What is required ->
In the records below, count the lines that have "from" and answer with the number alone.

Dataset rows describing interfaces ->
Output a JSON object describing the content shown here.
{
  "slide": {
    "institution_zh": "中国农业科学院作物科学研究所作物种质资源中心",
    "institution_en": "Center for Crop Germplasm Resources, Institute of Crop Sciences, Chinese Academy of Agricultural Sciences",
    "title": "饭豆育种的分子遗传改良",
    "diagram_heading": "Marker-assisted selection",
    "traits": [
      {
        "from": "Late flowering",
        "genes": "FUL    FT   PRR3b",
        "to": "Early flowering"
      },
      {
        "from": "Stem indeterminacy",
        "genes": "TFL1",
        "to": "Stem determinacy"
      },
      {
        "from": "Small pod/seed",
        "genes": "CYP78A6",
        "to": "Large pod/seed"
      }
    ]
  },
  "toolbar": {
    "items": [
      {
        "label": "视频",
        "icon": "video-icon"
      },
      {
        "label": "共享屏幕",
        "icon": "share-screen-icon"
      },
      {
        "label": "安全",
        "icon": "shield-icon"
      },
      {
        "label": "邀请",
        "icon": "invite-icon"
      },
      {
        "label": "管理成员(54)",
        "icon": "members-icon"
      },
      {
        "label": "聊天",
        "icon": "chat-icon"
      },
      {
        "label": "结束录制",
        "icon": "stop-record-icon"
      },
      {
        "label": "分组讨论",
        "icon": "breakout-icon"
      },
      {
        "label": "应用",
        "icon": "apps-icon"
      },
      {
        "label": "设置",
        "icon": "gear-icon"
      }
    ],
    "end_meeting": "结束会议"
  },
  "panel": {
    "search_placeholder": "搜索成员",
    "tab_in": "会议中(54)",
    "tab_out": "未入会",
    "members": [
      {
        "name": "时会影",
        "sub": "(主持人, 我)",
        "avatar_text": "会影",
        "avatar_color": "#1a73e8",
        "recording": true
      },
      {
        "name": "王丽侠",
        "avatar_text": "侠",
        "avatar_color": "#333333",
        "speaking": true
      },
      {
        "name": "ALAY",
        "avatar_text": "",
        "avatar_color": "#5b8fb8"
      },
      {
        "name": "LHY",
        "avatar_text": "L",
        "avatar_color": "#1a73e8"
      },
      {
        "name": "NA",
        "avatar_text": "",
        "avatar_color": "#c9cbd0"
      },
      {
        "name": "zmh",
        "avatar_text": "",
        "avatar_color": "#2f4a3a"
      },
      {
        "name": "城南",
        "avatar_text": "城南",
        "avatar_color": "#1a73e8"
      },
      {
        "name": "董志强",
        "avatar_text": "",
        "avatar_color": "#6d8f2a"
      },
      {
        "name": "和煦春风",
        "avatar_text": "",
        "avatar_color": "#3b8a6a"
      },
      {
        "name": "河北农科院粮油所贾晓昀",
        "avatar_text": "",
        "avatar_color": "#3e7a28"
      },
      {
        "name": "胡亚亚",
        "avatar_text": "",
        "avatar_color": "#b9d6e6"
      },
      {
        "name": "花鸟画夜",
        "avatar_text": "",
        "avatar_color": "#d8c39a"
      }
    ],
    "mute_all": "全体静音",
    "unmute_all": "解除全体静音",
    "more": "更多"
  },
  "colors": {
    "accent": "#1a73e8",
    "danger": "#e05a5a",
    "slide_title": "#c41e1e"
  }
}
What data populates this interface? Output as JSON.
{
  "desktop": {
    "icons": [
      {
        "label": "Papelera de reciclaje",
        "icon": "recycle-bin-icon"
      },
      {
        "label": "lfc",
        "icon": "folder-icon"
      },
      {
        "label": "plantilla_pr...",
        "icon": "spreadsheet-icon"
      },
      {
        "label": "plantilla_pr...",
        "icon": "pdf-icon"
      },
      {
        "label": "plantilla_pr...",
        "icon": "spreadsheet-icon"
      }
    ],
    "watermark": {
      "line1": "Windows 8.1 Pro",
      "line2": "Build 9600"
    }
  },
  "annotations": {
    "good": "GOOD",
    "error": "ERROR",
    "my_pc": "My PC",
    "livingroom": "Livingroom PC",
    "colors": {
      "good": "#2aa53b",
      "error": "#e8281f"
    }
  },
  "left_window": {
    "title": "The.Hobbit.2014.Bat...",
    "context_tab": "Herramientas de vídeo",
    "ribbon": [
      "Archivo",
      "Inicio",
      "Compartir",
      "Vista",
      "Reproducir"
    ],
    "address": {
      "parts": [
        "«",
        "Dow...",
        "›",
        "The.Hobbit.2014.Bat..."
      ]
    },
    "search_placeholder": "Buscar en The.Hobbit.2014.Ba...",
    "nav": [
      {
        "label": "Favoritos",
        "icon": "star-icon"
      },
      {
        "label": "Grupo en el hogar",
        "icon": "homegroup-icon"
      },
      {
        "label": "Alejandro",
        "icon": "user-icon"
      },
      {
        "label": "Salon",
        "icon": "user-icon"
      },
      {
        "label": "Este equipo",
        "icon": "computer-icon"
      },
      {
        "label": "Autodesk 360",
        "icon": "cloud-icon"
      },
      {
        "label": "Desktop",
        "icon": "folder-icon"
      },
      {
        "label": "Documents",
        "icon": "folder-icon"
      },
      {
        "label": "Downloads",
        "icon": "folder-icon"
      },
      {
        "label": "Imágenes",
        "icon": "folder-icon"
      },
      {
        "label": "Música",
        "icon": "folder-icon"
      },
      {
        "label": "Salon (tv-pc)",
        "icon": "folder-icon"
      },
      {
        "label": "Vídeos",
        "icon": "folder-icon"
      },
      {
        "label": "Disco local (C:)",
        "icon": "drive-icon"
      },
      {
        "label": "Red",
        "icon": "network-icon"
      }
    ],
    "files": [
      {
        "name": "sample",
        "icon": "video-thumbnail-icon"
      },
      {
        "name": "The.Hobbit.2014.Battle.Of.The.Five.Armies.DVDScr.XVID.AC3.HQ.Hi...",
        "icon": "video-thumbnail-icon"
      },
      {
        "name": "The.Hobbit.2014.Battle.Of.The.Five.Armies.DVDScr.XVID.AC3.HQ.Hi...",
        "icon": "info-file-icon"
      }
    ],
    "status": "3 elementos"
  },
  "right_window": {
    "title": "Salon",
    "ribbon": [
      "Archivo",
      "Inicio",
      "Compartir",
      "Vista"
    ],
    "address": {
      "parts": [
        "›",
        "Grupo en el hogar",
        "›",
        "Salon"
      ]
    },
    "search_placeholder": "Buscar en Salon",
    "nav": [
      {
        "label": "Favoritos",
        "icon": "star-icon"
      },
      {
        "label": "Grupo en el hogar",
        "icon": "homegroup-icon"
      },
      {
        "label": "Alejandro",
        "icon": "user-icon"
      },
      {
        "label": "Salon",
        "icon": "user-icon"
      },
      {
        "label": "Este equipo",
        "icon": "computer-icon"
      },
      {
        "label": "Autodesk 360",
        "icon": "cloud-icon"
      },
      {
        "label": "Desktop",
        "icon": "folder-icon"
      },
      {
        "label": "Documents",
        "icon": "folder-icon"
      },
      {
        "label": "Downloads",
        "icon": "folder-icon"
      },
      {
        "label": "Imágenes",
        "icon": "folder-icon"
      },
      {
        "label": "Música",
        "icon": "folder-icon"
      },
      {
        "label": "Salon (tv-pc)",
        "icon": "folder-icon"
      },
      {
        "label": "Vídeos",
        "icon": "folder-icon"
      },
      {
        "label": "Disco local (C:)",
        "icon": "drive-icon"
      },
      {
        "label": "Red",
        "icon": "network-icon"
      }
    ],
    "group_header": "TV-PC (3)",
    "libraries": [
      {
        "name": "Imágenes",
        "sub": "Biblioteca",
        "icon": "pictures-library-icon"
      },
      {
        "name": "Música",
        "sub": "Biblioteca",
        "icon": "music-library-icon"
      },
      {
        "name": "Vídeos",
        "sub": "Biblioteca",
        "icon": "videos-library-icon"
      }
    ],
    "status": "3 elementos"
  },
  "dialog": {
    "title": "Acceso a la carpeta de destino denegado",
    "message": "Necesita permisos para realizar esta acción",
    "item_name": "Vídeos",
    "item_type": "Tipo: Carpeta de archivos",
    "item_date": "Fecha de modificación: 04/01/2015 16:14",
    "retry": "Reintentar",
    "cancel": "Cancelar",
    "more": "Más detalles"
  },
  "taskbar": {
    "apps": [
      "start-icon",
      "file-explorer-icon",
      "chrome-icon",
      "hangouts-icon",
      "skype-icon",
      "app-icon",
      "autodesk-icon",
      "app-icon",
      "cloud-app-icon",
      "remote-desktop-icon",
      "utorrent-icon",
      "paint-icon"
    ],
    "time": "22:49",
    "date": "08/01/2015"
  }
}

Exercise response ->
3